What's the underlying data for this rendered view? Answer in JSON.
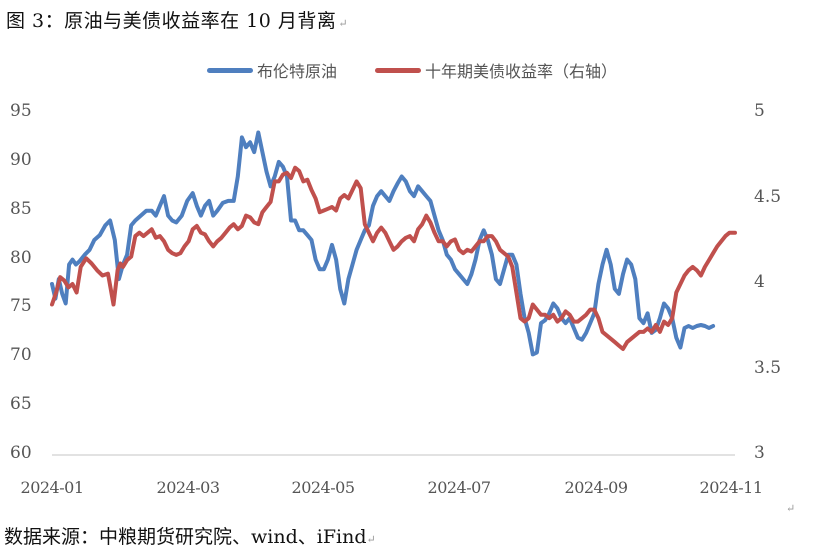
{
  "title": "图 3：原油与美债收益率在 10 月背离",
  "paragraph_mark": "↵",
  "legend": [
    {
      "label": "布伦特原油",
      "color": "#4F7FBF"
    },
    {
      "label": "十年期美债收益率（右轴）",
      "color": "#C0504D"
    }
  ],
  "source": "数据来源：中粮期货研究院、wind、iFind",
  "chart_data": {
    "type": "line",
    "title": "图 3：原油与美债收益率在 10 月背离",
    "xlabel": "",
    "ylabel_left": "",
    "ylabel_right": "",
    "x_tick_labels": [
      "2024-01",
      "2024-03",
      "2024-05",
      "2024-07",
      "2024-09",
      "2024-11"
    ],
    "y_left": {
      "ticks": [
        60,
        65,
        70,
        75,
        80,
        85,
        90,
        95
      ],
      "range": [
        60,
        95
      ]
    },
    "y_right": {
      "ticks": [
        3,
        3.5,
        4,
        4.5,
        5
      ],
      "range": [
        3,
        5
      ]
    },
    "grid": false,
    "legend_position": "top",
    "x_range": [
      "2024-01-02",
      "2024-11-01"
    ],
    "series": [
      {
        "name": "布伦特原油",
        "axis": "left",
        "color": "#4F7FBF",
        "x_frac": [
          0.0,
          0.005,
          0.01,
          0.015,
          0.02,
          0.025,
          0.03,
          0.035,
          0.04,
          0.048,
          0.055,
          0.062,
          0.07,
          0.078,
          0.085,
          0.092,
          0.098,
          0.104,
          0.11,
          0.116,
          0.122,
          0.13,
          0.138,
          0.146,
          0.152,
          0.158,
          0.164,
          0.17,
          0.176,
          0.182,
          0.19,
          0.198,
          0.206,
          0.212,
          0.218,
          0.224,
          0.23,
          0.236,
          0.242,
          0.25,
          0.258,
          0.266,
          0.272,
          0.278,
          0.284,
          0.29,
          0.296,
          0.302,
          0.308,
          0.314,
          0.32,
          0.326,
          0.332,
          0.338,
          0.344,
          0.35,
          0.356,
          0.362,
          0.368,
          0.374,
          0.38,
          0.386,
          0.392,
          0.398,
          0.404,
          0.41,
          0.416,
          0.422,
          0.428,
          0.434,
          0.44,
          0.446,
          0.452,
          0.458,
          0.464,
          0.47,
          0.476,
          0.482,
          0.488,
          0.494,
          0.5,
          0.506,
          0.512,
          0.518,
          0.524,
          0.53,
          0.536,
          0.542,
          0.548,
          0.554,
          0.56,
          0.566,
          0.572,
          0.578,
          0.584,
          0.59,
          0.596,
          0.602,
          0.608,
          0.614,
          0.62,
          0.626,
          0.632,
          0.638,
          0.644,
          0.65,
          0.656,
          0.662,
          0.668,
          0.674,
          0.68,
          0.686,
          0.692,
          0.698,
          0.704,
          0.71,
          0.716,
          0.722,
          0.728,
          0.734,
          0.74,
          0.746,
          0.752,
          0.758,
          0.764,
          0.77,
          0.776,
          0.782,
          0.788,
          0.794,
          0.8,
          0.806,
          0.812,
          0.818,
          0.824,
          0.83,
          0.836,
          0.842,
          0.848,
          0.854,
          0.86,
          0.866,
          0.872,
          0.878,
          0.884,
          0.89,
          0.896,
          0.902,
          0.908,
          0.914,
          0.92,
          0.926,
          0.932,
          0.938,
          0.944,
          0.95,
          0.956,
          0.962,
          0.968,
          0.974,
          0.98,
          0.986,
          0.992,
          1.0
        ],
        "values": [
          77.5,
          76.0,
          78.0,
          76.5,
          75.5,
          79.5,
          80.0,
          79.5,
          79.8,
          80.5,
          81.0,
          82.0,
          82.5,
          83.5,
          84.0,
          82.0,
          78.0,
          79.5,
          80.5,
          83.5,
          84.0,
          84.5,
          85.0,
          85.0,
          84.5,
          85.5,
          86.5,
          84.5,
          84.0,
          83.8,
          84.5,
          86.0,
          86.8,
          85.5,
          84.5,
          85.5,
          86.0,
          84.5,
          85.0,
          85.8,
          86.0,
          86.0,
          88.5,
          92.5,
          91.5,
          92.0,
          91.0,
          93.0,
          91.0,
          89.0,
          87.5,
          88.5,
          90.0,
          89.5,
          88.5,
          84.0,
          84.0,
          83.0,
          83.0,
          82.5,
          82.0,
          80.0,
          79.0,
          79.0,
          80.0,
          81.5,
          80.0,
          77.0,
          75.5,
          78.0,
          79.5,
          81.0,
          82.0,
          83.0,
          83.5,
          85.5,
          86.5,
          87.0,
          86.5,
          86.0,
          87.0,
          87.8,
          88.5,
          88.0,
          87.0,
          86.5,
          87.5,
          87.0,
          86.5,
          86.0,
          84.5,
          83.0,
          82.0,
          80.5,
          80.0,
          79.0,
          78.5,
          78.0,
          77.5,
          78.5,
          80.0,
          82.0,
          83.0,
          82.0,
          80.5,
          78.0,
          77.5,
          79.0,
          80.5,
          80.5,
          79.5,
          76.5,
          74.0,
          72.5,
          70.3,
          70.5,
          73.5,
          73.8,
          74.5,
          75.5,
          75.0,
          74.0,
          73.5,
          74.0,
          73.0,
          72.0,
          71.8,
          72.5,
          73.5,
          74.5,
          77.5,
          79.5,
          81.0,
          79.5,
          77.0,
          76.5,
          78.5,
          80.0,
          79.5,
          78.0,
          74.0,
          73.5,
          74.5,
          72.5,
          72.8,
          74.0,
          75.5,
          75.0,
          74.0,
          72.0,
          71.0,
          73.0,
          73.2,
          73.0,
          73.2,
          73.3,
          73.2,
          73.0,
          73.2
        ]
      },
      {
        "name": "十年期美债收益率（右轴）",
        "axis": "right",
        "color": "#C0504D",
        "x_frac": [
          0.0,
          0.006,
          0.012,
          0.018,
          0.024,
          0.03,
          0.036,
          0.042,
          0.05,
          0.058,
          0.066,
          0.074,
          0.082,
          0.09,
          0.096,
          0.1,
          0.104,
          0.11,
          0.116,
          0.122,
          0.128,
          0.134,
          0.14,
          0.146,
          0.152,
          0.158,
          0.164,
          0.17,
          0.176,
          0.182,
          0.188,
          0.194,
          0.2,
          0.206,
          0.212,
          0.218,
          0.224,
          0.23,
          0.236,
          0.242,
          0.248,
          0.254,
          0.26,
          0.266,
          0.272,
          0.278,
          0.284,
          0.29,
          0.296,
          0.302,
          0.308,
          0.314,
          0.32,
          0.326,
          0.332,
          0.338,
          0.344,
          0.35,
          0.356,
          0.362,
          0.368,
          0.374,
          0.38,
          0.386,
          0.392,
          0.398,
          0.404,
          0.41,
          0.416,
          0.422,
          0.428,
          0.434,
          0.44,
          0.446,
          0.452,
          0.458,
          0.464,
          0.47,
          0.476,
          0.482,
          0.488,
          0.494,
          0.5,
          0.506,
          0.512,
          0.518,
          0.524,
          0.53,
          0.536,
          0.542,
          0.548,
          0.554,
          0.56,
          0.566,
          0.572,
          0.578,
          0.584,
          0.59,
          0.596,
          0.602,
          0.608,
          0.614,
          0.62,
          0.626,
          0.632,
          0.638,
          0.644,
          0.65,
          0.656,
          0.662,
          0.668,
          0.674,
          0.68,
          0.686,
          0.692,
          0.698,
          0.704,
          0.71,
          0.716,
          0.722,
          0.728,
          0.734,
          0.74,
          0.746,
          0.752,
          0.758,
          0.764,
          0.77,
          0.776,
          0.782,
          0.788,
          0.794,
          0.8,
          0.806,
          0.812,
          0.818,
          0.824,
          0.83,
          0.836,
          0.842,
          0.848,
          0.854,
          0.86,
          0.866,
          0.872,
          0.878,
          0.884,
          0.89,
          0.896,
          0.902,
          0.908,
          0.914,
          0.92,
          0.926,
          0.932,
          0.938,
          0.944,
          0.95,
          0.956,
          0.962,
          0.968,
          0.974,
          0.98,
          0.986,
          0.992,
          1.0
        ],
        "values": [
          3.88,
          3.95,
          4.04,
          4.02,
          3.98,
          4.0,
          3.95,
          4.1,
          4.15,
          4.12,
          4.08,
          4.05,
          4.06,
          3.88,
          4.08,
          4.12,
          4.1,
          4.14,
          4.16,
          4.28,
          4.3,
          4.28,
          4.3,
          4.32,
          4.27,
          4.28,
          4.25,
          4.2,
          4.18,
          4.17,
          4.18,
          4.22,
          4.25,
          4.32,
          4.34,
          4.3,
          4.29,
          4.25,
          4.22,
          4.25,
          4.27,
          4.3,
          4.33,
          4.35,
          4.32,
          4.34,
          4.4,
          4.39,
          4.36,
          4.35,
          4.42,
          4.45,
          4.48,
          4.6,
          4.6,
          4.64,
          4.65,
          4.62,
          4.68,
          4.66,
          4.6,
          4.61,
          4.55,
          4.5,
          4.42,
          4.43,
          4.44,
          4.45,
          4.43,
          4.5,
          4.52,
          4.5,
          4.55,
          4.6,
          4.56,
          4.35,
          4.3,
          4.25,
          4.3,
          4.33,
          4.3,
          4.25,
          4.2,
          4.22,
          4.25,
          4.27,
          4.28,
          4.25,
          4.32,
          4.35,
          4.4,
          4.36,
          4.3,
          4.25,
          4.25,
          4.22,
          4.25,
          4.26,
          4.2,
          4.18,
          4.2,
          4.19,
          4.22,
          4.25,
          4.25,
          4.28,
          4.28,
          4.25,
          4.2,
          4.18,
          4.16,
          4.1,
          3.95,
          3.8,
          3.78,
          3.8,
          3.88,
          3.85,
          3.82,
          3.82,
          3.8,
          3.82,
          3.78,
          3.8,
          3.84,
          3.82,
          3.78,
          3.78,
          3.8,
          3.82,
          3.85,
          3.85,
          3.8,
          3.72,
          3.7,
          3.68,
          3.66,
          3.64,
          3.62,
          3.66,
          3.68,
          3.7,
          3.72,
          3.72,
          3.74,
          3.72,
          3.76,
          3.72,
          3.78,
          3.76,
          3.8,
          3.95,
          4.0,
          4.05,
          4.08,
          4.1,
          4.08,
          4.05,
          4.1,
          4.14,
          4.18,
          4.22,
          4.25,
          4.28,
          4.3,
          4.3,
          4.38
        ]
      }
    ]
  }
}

EXERCISE OBJECTIVE
Give the number of lines in the entries that hold the word "title", and nothing else.

ANSWER TO THE PROBLEM
2